--- start PROVIDED DATA ---

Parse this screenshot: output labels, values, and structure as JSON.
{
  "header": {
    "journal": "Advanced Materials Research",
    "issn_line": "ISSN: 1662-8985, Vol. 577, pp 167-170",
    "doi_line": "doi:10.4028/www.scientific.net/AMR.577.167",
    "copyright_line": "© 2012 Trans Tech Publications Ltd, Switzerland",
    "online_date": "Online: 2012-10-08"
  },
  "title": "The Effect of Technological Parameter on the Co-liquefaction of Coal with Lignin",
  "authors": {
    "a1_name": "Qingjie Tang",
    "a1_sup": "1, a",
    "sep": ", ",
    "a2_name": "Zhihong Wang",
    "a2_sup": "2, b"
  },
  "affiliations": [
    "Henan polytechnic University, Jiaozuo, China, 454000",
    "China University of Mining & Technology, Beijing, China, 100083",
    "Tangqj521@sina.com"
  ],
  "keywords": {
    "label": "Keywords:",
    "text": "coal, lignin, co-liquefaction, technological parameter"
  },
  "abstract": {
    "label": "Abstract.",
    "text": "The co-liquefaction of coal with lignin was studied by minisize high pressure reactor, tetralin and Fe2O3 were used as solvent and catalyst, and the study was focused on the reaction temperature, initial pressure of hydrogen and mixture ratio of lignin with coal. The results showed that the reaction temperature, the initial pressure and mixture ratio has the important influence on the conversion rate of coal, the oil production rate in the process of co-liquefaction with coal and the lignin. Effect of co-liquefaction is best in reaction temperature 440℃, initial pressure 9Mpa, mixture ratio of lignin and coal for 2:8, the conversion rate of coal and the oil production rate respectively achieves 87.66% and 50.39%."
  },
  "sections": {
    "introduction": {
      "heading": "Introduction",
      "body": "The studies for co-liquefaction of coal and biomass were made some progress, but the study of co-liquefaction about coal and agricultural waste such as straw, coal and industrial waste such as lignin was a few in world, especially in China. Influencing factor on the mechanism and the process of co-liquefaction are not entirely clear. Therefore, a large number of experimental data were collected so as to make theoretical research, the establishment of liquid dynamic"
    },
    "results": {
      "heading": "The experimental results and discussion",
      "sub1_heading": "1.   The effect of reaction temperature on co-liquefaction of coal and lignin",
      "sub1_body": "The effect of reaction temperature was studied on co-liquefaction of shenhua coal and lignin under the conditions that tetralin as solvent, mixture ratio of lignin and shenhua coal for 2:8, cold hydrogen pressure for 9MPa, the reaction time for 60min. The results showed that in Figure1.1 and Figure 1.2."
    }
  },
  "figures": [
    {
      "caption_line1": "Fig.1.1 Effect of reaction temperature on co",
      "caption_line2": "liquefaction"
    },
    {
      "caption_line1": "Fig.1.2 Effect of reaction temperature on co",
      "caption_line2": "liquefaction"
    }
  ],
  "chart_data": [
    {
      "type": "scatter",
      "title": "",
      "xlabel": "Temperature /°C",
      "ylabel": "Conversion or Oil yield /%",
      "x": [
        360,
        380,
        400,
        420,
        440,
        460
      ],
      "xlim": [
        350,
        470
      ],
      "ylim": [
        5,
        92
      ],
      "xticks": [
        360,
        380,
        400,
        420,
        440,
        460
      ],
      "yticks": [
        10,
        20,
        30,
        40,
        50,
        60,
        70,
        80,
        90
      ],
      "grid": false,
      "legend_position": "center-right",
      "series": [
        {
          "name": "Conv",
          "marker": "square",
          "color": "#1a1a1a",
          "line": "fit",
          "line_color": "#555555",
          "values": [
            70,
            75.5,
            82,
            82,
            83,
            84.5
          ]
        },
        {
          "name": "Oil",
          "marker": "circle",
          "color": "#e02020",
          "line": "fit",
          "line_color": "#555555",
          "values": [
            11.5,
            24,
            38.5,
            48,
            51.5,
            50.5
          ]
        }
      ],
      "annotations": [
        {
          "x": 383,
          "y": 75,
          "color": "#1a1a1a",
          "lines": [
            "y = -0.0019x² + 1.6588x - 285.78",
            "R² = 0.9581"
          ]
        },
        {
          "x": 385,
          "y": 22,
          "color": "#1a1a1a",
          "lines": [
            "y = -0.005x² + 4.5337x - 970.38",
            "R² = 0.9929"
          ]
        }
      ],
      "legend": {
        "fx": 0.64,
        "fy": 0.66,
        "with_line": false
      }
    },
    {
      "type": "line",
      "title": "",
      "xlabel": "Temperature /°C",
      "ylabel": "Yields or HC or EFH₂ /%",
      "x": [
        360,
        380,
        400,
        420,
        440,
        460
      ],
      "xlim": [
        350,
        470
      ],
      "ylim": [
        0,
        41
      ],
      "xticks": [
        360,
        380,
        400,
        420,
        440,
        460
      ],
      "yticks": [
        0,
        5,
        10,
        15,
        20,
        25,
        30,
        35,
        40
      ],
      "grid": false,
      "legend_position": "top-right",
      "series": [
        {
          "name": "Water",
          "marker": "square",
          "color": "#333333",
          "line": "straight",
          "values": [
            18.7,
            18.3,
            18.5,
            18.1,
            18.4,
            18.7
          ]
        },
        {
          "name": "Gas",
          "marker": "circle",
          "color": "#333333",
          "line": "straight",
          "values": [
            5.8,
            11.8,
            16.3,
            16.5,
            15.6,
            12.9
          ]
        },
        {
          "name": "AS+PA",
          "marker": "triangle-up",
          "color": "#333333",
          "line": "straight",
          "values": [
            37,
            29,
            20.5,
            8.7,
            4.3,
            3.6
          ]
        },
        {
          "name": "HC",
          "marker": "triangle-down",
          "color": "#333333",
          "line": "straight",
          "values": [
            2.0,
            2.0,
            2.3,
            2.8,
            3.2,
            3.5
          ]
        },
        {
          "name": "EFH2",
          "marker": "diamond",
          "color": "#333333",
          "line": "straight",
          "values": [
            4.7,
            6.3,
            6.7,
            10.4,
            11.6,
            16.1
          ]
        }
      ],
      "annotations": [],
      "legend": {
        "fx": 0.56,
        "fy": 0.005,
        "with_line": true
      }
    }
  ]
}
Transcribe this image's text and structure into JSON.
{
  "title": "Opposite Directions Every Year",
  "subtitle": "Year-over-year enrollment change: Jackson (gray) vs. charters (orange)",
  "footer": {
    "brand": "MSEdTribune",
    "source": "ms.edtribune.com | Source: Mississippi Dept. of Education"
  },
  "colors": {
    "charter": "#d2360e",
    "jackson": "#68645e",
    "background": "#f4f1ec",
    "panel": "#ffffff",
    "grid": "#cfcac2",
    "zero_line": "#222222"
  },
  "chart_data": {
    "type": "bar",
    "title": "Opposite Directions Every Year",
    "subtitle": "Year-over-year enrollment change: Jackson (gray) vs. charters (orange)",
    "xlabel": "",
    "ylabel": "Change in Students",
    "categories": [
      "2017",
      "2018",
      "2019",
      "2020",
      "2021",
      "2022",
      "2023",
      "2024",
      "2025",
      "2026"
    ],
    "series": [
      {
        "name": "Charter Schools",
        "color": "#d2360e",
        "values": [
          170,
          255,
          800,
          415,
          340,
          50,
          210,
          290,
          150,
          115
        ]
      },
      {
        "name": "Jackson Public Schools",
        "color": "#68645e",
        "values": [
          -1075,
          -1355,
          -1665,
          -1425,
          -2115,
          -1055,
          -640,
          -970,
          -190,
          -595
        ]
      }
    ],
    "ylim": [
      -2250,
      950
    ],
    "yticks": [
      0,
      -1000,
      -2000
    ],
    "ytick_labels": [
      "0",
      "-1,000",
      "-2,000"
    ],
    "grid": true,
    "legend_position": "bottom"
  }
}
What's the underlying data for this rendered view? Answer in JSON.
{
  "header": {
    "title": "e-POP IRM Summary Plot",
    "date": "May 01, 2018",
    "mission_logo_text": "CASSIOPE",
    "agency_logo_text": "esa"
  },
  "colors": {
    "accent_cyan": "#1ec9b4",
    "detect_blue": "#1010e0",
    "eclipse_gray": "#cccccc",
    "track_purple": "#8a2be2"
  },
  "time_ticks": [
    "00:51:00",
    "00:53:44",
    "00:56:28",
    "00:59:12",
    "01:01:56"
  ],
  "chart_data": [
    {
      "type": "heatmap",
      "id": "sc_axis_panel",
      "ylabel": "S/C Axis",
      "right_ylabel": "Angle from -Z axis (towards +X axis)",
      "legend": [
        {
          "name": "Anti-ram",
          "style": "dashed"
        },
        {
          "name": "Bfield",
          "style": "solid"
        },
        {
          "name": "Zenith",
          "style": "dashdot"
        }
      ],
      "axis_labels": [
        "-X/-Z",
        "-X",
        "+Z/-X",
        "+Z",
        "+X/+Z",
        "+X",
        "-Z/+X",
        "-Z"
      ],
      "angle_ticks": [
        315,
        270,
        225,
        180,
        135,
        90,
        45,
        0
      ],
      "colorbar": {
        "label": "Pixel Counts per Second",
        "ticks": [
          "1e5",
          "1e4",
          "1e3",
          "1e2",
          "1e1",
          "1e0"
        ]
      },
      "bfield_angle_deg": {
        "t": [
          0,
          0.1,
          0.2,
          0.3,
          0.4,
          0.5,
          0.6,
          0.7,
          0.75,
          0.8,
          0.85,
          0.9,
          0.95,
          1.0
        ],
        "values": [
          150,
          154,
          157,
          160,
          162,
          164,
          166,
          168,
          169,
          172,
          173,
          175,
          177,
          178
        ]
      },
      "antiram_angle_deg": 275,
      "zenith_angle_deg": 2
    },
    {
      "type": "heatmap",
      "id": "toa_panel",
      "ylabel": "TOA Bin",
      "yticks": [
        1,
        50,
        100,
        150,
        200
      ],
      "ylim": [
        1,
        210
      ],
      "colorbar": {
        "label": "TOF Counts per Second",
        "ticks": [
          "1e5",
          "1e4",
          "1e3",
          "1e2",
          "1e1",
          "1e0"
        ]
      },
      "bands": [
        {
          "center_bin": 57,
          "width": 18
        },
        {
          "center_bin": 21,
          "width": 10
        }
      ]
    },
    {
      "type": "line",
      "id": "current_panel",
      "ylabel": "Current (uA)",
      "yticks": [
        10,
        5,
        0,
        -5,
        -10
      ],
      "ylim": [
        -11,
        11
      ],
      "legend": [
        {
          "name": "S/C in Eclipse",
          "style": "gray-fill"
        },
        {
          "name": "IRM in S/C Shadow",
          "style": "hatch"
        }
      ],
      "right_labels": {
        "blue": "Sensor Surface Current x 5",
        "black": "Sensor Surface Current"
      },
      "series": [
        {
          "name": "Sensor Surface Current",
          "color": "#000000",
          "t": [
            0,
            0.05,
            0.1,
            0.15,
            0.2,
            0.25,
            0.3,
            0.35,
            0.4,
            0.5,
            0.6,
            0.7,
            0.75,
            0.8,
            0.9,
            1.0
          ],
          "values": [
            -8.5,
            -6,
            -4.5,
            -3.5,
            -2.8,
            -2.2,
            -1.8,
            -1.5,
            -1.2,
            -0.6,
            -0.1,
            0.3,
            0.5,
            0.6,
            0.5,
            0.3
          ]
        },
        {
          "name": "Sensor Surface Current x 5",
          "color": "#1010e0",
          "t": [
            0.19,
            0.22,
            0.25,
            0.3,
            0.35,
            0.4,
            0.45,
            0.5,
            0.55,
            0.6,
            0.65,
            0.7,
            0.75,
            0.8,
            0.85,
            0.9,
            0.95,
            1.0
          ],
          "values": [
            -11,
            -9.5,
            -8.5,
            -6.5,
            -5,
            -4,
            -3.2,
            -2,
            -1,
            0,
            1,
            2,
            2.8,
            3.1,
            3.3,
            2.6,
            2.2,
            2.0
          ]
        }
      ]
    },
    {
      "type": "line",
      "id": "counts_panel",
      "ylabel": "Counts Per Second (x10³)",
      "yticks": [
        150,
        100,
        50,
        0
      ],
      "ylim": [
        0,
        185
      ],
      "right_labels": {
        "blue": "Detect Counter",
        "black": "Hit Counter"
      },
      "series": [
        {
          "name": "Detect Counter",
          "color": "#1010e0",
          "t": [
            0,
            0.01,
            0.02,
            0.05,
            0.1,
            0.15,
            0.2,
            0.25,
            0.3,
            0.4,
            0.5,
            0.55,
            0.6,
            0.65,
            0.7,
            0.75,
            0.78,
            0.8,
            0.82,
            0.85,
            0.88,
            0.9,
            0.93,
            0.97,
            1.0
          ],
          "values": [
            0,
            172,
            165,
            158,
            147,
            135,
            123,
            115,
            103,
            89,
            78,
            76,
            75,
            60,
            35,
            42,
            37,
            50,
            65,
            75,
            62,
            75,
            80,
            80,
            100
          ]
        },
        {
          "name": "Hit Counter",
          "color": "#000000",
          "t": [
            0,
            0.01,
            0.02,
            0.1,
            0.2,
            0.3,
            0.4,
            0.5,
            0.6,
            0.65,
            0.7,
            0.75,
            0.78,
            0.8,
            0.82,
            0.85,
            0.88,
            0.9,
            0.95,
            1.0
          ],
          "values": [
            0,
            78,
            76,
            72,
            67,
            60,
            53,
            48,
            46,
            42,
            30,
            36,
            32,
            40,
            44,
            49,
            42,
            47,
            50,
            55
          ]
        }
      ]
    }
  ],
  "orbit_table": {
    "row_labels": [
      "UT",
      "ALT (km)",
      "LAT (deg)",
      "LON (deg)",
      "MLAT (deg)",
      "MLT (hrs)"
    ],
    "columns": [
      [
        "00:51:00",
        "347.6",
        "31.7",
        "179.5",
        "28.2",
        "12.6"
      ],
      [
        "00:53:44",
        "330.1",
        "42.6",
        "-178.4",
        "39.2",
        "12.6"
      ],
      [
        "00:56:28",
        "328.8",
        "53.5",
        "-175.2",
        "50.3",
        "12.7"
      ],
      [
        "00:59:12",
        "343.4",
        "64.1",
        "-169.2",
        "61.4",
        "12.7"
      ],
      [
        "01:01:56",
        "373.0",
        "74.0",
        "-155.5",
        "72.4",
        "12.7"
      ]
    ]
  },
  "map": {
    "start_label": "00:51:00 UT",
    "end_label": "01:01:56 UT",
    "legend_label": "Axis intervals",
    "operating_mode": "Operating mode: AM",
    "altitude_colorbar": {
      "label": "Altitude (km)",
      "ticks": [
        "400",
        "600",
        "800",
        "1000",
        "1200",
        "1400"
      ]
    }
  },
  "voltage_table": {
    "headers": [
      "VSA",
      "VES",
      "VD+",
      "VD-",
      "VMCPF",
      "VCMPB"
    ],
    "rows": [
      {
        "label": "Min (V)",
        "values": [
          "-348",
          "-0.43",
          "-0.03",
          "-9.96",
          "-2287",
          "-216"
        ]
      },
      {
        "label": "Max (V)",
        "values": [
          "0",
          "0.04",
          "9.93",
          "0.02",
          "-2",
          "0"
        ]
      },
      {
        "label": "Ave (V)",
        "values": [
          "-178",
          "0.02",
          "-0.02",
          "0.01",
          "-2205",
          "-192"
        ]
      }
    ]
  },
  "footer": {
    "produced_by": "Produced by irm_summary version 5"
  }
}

--- end PROVIDED DATA ---

Extract every line containing the string "University" from the data above.

EXERCISE RESULT
    "Henan polytechnic University, Jiaozuo, China, 454000",
    "China University of Mining & Technology, Beijing, China, 100083",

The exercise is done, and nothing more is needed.